By this I mean that a new prescripton can bring wonderful initial relief, yet over time the body becomes more tolerant and the problem is back to square one.
In my case I was diagnosed a few years ago and initially presribed Ropinirole 1mg, which worked well to start with, then the symptoms returned progressively so that over a period of time I was taking 3mg and still suffering eventually.
At my last appointment with the Neurosurgeon last March he introduced me to the wonders of the Neuropatch, and I thought that this was the best thing since sliced bread (and have posted comments to this effect on here). However, since Christmas my symptoms have returned with a vengeance (I'm typing this at 8.45am, having had 1 hours' sleep, after which I awoke with twitching arms). I have to say though that the patches are very effecive in the evenings.
My GP has added 300mg Gabapentin and 2x5mg Nitrazepam to my prescription, and again initially they had a positive effect on the symptoms, but no longer.
In summary, I find that each incremental increase in medication(s) has, maybe, a 9-month shelf life.
Fortunately I'm retired, so the effect of all of this is not so devastating as it is for someone who has to hold down a job, and I'm also aware that this 'disease' is progressive with age, but i'd be interested to hear comments from those with similar experience. And good luck and best wishes to you younger sufferers.

Input data:
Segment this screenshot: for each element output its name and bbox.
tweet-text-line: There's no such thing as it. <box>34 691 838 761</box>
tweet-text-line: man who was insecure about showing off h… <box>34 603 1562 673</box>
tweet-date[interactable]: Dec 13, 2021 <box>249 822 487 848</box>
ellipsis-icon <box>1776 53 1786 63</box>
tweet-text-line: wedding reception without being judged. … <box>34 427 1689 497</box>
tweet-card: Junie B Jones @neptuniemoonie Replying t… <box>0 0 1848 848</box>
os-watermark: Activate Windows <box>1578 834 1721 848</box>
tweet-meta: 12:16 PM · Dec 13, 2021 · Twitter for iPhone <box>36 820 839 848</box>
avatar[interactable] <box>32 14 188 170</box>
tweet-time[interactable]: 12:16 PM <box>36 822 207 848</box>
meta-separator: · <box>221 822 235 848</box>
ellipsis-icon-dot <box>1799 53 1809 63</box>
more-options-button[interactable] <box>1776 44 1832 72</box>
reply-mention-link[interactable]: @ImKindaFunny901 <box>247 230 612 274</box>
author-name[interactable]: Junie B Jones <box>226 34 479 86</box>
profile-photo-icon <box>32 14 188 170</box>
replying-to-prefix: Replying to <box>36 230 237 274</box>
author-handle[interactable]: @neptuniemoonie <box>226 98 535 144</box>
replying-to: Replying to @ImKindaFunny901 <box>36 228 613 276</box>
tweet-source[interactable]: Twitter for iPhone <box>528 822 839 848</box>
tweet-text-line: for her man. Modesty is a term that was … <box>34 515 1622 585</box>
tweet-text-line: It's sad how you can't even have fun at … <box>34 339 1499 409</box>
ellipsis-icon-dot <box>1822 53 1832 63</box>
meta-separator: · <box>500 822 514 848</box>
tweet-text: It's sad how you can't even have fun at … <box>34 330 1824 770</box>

Directions for this task:
Reproduce the stretch of the medication post from "My GP has added" through "9-month shelf life." word for word. Work only from the medication post itself.

Response to this exercise:
My GP has added 300mg Gabapentin and 2x5mg Nitrazepam to my prescription, and again initially they had a positive effect on the symptoms, but no longer.
In summary, I find that each incremental increase in medication(s) has, maybe, a 9-month shelf life.